→ Records for this task

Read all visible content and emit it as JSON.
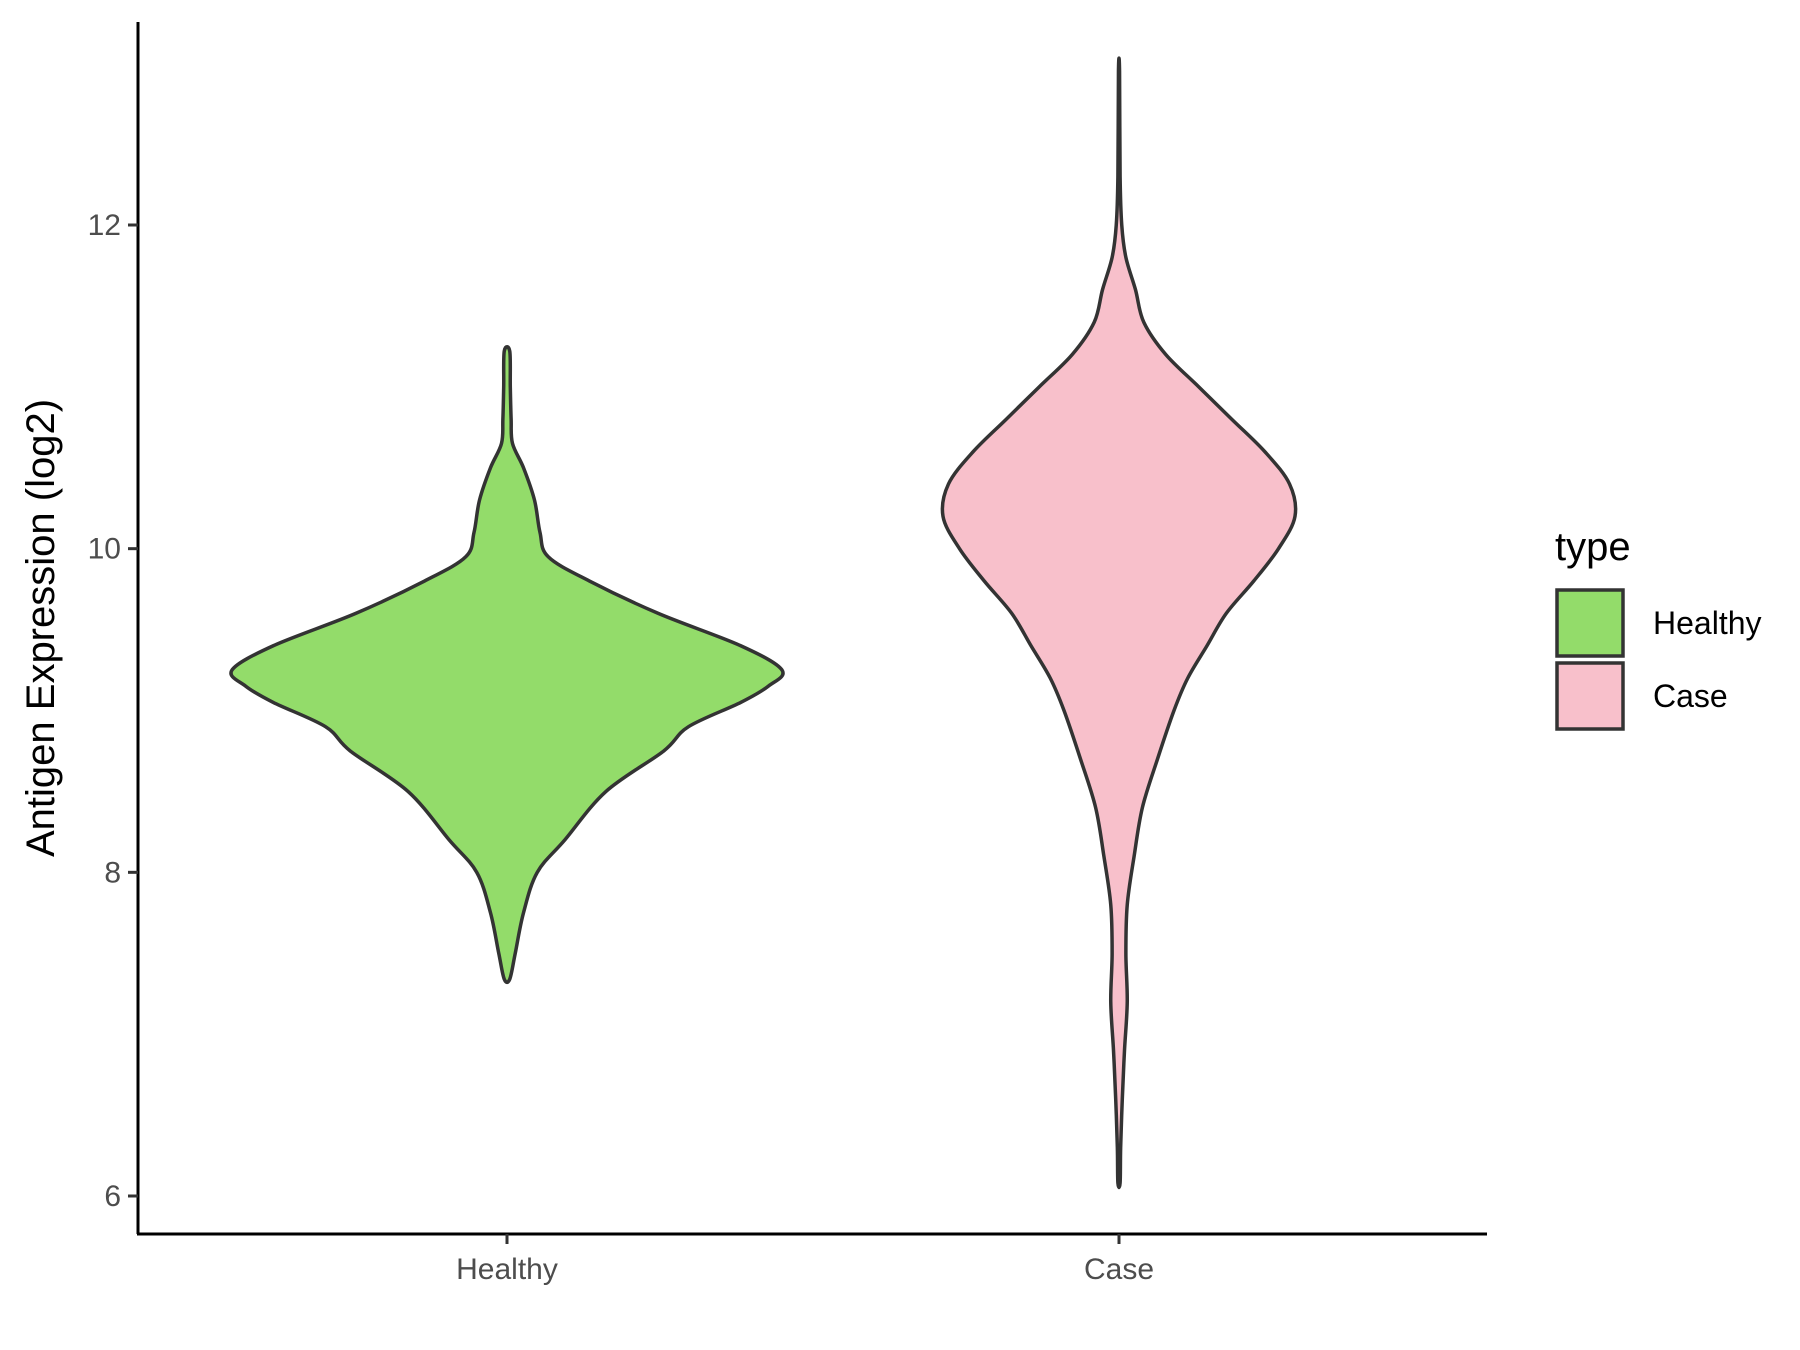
{
  "chart_data": {
    "type": "violin",
    "title": "",
    "xlabel": "",
    "ylabel": "Antigen Expression (log2)",
    "ylim": [
      5.75,
      13.5
    ],
    "yticks": [
      6,
      8,
      10,
      12
    ],
    "categories": [
      "Healthy",
      "Case"
    ],
    "grid": false,
    "legend": {
      "title": "type",
      "position": "right",
      "entries": [
        {
          "label": "Healthy",
          "color": "#93dc6a"
        },
        {
          "label": "Case",
          "color": "#f8c0cb"
        }
      ]
    },
    "outline_color": "#333333",
    "series": [
      {
        "category": "Healthy",
        "color": "#93dc6a",
        "min": 7.34,
        "max": 11.22,
        "density": [
          [
            7.34,
            0.01
          ],
          [
            7.5,
            0.03
          ],
          [
            7.75,
            0.06
          ],
          [
            8.0,
            0.11
          ],
          [
            8.2,
            0.21
          ],
          [
            8.5,
            0.36
          ],
          [
            8.75,
            0.57
          ],
          [
            8.9,
            0.66
          ],
          [
            9.05,
            0.85
          ],
          [
            9.15,
            0.95
          ],
          [
            9.25,
            1.0
          ],
          [
            9.4,
            0.85
          ],
          [
            9.6,
            0.55
          ],
          [
            9.8,
            0.3
          ],
          [
            9.95,
            0.15
          ],
          [
            10.1,
            0.12
          ],
          [
            10.3,
            0.1
          ],
          [
            10.5,
            0.06
          ],
          [
            10.65,
            0.02
          ],
          [
            10.8,
            0.015
          ],
          [
            11.0,
            0.012
          ],
          [
            11.22,
            0.01
          ]
        ]
      },
      {
        "category": "Case",
        "color": "#f8c0cb",
        "min": 6.08,
        "max": 12.95,
        "density": [
          [
            6.08,
            0.004
          ],
          [
            6.3,
            0.006
          ],
          [
            6.6,
            0.012
          ],
          [
            6.9,
            0.02
          ],
          [
            7.2,
            0.03
          ],
          [
            7.5,
            0.025
          ],
          [
            7.8,
            0.03
          ],
          [
            8.1,
            0.055
          ],
          [
            8.4,
            0.085
          ],
          [
            8.7,
            0.14
          ],
          [
            9.0,
            0.2
          ],
          [
            9.2,
            0.25
          ],
          [
            9.4,
            0.32
          ],
          [
            9.6,
            0.39
          ],
          [
            9.8,
            0.49
          ],
          [
            10.0,
            0.58
          ],
          [
            10.2,
            0.64
          ],
          [
            10.4,
            0.62
          ],
          [
            10.6,
            0.53
          ],
          [
            10.8,
            0.41
          ],
          [
            11.0,
            0.29
          ],
          [
            11.2,
            0.17
          ],
          [
            11.4,
            0.09
          ],
          [
            11.6,
            0.06
          ],
          [
            11.8,
            0.025
          ],
          [
            12.0,
            0.01
          ],
          [
            12.3,
            0.004
          ],
          [
            12.95,
            0.002
          ]
        ]
      }
    ]
  }
}
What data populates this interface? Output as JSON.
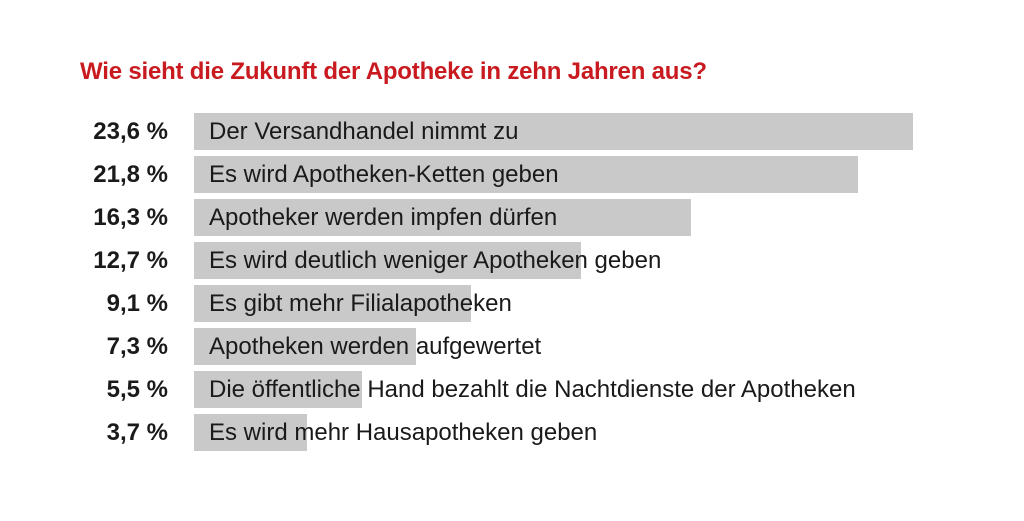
{
  "chart_data": {
    "type": "bar",
    "orientation": "horizontal",
    "title": "Wie sieht die Zukunft der Apotheke in zehn Jahren aus?",
    "categories": [
      "Der Versandhandel nimmt zu",
      "Es wird Apotheken-Ketten geben",
      "Apotheker werden impfen dürfen",
      "Es wird deutlich weniger Apotheken geben",
      "Es gibt mehr Filialapotheken",
      "Apotheken werden aufgewertet",
      "Die öffentliche Hand bezahlt die Nachtdienste der Apotheken",
      "Es wird mehr Hausapotheken geben"
    ],
    "values": [
      23.6,
      21.8,
      16.3,
      12.7,
      9.1,
      7.3,
      5.5,
      3.7
    ],
    "value_labels": [
      "23,6 %",
      "21,8 %",
      "16,3 %",
      "12,7 %",
      "9,1 %",
      "7,3 %",
      "5,5 %",
      "3,7 %"
    ],
    "xlim": [
      0,
      23.6
    ],
    "grid": false,
    "legend": "none",
    "colors": {
      "title": "#c81a1f",
      "bar": "#c9c9c9",
      "text": "#1a1a1a"
    }
  }
}
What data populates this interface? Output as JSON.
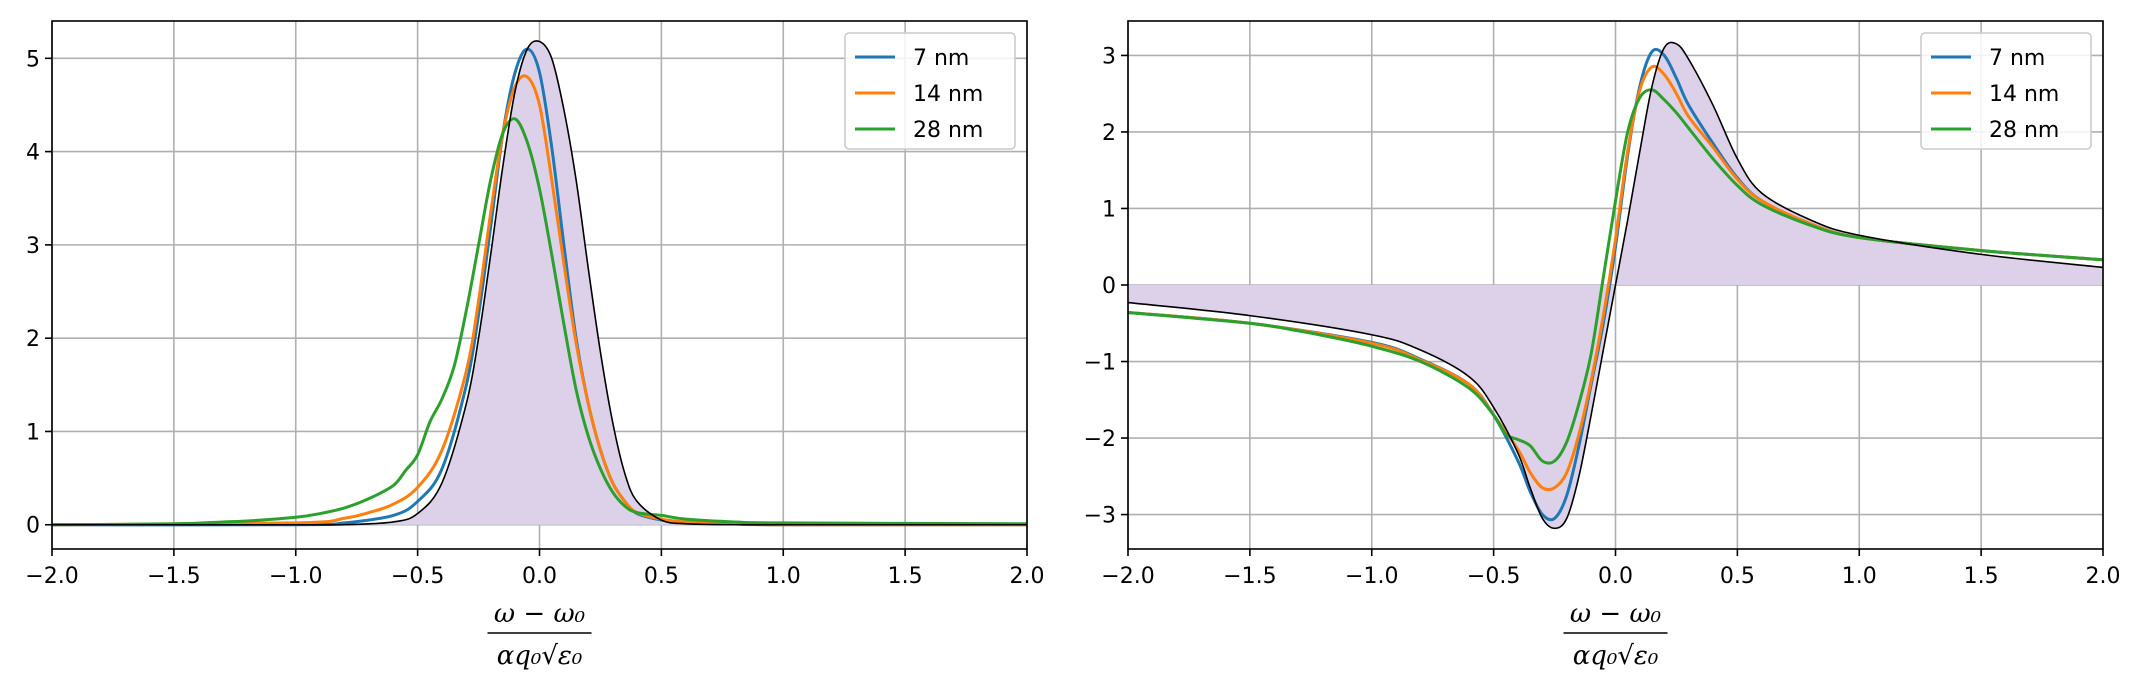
{
  "chart_data": [
    {
      "type": "line",
      "title": "",
      "xlabel": {
        "numerator": "ω − ω₀",
        "denominator": "αq₀√ε₀"
      },
      "ylabel": "",
      "xlim": [
        -2.0,
        2.0
      ],
      "ylim": [
        -0.26,
        5.4
      ],
      "x_ticks": [
        -2.0,
        -1.5,
        -1.0,
        -0.5,
        0.0,
        0.5,
        1.0,
        1.5,
        2.0
      ],
      "x_tick_labels": [
        "−2.0",
        "−1.5",
        "−1.0",
        "−0.5",
        "0.0",
        "0.5",
        "1.0",
        "1.5",
        "2.0"
      ],
      "y_ticks": [
        0,
        1,
        2,
        3,
        4,
        5
      ],
      "y_tick_labels": [
        "0",
        "1",
        "2",
        "3",
        "4",
        "5"
      ],
      "grid": true,
      "legend_position": "top-right",
      "reference_curve": {
        "color": "#000000",
        "fill": "#ddd1ea",
        "x": [
          -2.0,
          -1.0,
          -0.8,
          -0.6,
          -0.5,
          -0.4,
          -0.3,
          -0.25,
          -0.2,
          -0.15,
          -0.1,
          -0.05,
          0.0,
          0.05,
          0.1,
          0.15,
          0.2,
          0.25,
          0.3,
          0.35,
          0.4,
          0.5,
          0.6,
          0.8,
          1.0,
          2.0
        ],
        "y": [
          0.0,
          0.0,
          0.0,
          0.03,
          0.12,
          0.45,
          1.3,
          2.0,
          2.9,
          3.85,
          4.65,
          5.1,
          5.18,
          5.0,
          4.45,
          3.7,
          2.75,
          1.85,
          1.1,
          0.55,
          0.25,
          0.05,
          0.01,
          0.0,
          0.0,
          0.0
        ]
      },
      "series": [
        {
          "name": "7 nm",
          "color": "#1f77b4",
          "x": [
            -2.0,
            -1.0,
            -0.8,
            -0.6,
            -0.5,
            -0.4,
            -0.3,
            -0.25,
            -0.2,
            -0.15,
            -0.1,
            -0.05,
            0.0,
            0.05,
            0.1,
            0.15,
            0.2,
            0.25,
            0.3,
            0.35,
            0.4,
            0.5,
            0.6,
            0.8,
            1.0,
            2.0
          ],
          "y": [
            0.0,
            0.0,
            0.02,
            0.1,
            0.25,
            0.6,
            1.5,
            2.25,
            3.2,
            4.2,
            4.85,
            5.1,
            4.85,
            4.05,
            3.0,
            2.0,
            1.3,
            0.8,
            0.45,
            0.25,
            0.12,
            0.05,
            0.02,
            0.01,
            0.0,
            0.0
          ]
        },
        {
          "name": "14 nm",
          "color": "#ff7f0e",
          "x": [
            -2.0,
            -1.0,
            -0.8,
            -0.7,
            -0.6,
            -0.5,
            -0.4,
            -0.3,
            -0.25,
            -0.2,
            -0.15,
            -0.1,
            -0.05,
            0.0,
            0.05,
            0.1,
            0.15,
            0.2,
            0.25,
            0.3,
            0.35,
            0.4,
            0.5,
            0.6,
            0.8,
            1.0,
            2.0
          ],
          "y": [
            0.0,
            0.02,
            0.07,
            0.13,
            0.22,
            0.4,
            0.8,
            1.65,
            2.4,
            3.35,
            4.2,
            4.7,
            4.8,
            4.5,
            3.7,
            2.8,
            1.95,
            1.3,
            0.8,
            0.45,
            0.25,
            0.13,
            0.06,
            0.03,
            0.01,
            0.0,
            0.0
          ]
        },
        {
          "name": "28 nm",
          "color": "#2ca02c",
          "x": [
            -2.0,
            -1.5,
            -1.3,
            -1.2,
            -1.0,
            -0.9,
            -0.8,
            -0.7,
            -0.6,
            -0.55,
            -0.5,
            -0.45,
            -0.4,
            -0.35,
            -0.3,
            -0.25,
            -0.2,
            -0.15,
            -0.1,
            -0.05,
            0.0,
            0.05,
            0.1,
            0.15,
            0.2,
            0.25,
            0.3,
            0.35,
            0.4,
            0.5,
            0.6,
            0.8,
            1.0,
            2.0
          ],
          "y": [
            0.0,
            0.01,
            0.03,
            0.04,
            0.08,
            0.12,
            0.18,
            0.28,
            0.42,
            0.58,
            0.75,
            1.1,
            1.35,
            1.7,
            2.3,
            3.0,
            3.7,
            4.2,
            4.35,
            4.1,
            3.6,
            2.9,
            2.15,
            1.45,
            0.95,
            0.6,
            0.35,
            0.2,
            0.13,
            0.1,
            0.06,
            0.03,
            0.02,
            0.01
          ]
        }
      ]
    },
    {
      "type": "line",
      "title": "",
      "xlabel": {
        "numerator": "ω − ω₀",
        "denominator": "αq₀√ε₀"
      },
      "ylabel": "",
      "xlim": [
        -2.0,
        2.0
      ],
      "ylim": [
        -3.45,
        3.45
      ],
      "x_ticks": [
        -2.0,
        -1.5,
        -1.0,
        -0.5,
        0.0,
        0.5,
        1.0,
        1.5,
        2.0
      ],
      "x_tick_labels": [
        "−2.0",
        "−1.5",
        "−1.0",
        "−0.5",
        "0.0",
        "0.5",
        "1.0",
        "1.5",
        "2.0"
      ],
      "y_ticks": [
        -3,
        -2,
        -1,
        0,
        1,
        2,
        3
      ],
      "y_tick_labels": [
        "−3",
        "−2",
        "−1",
        "0",
        "1",
        "2",
        "3"
      ],
      "grid": true,
      "legend_position": "top-right",
      "reference_curve": {
        "color": "#000000",
        "fill": "#ddd1ea",
        "x": [
          -2.0,
          -1.5,
          -1.0,
          -0.8,
          -0.6,
          -0.5,
          -0.4,
          -0.35,
          -0.3,
          -0.25,
          -0.2,
          -0.15,
          -0.1,
          -0.05,
          0.0,
          0.05,
          0.1,
          0.15,
          0.2,
          0.25,
          0.3,
          0.4,
          0.5,
          0.6,
          0.8,
          1.0,
          1.5,
          2.0
        ],
        "y": [
          -0.23,
          -0.4,
          -0.65,
          -0.85,
          -1.2,
          -1.6,
          -2.2,
          -2.65,
          -3.05,
          -3.18,
          -3.05,
          -2.5,
          -1.7,
          -0.85,
          0.0,
          0.85,
          1.75,
          2.6,
          3.1,
          3.15,
          2.95,
          2.35,
          1.65,
          1.2,
          0.85,
          0.65,
          0.4,
          0.23
        ]
      },
      "series": [
        {
          "name": "7 nm",
          "color": "#1f77b4",
          "x": [
            -2.0,
            -1.5,
            -1.0,
            -0.8,
            -0.6,
            -0.5,
            -0.4,
            -0.35,
            -0.3,
            -0.25,
            -0.2,
            -0.15,
            -0.1,
            -0.05,
            0.0,
            0.05,
            0.1,
            0.15,
            0.2,
            0.25,
            0.3,
            0.4,
            0.5,
            0.6,
            0.8,
            1.0,
            1.5,
            2.0
          ],
          "y": [
            -0.36,
            -0.5,
            -0.75,
            -0.97,
            -1.3,
            -1.7,
            -2.3,
            -2.7,
            -3.0,
            -3.05,
            -2.75,
            -2.1,
            -1.3,
            -0.5,
            0.5,
            1.7,
            2.6,
            3.05,
            3.0,
            2.7,
            2.35,
            1.85,
            1.4,
            1.1,
            0.8,
            0.62,
            0.45,
            0.33
          ]
        },
        {
          "name": "14 nm",
          "color": "#ff7f0e",
          "x": [
            -2.0,
            -1.5,
            -1.0,
            -0.8,
            -0.6,
            -0.5,
            -0.4,
            -0.35,
            -0.3,
            -0.25,
            -0.2,
            -0.15,
            -0.1,
            -0.05,
            0.0,
            0.05,
            0.1,
            0.15,
            0.2,
            0.25,
            0.3,
            0.4,
            0.5,
            0.6,
            0.8,
            1.0,
            1.5,
            2.0
          ],
          "y": [
            -0.36,
            -0.5,
            -0.76,
            -0.98,
            -1.3,
            -1.7,
            -2.15,
            -2.45,
            -2.65,
            -2.65,
            -2.45,
            -1.95,
            -1.25,
            -0.4,
            0.6,
            1.75,
            2.55,
            2.85,
            2.75,
            2.5,
            2.2,
            1.8,
            1.38,
            1.1,
            0.8,
            0.62,
            0.45,
            0.33
          ]
        },
        {
          "name": "28 nm",
          "color": "#2ca02c",
          "x": [
            -2.0,
            -1.5,
            -1.3,
            -1.2,
            -1.0,
            -0.8,
            -0.6,
            -0.5,
            -0.45,
            -0.4,
            -0.35,
            -0.3,
            -0.25,
            -0.2,
            -0.15,
            -0.1,
            -0.05,
            0.0,
            0.05,
            0.1,
            0.15,
            0.2,
            0.25,
            0.3,
            0.4,
            0.5,
            0.6,
            0.8,
            1.0,
            1.5,
            2.0
          ],
          "y": [
            -0.36,
            -0.5,
            -0.6,
            -0.66,
            -0.8,
            -1.0,
            -1.35,
            -1.7,
            -1.95,
            -2.02,
            -2.1,
            -2.3,
            -2.3,
            -2.05,
            -1.55,
            -0.9,
            0.1,
            1.1,
            2.0,
            2.45,
            2.55,
            2.42,
            2.25,
            2.05,
            1.65,
            1.3,
            1.05,
            0.78,
            0.62,
            0.45,
            0.33
          ]
        }
      ]
    }
  ]
}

→ Exercise
Copy out every line with the word "geben".

→ Solution for this exercise
      "Es wird Apotheken-Ketten geben",
      "Es wird deutlich weniger Apotheken geben",
      "Es wird mehr Hausapotheken geben"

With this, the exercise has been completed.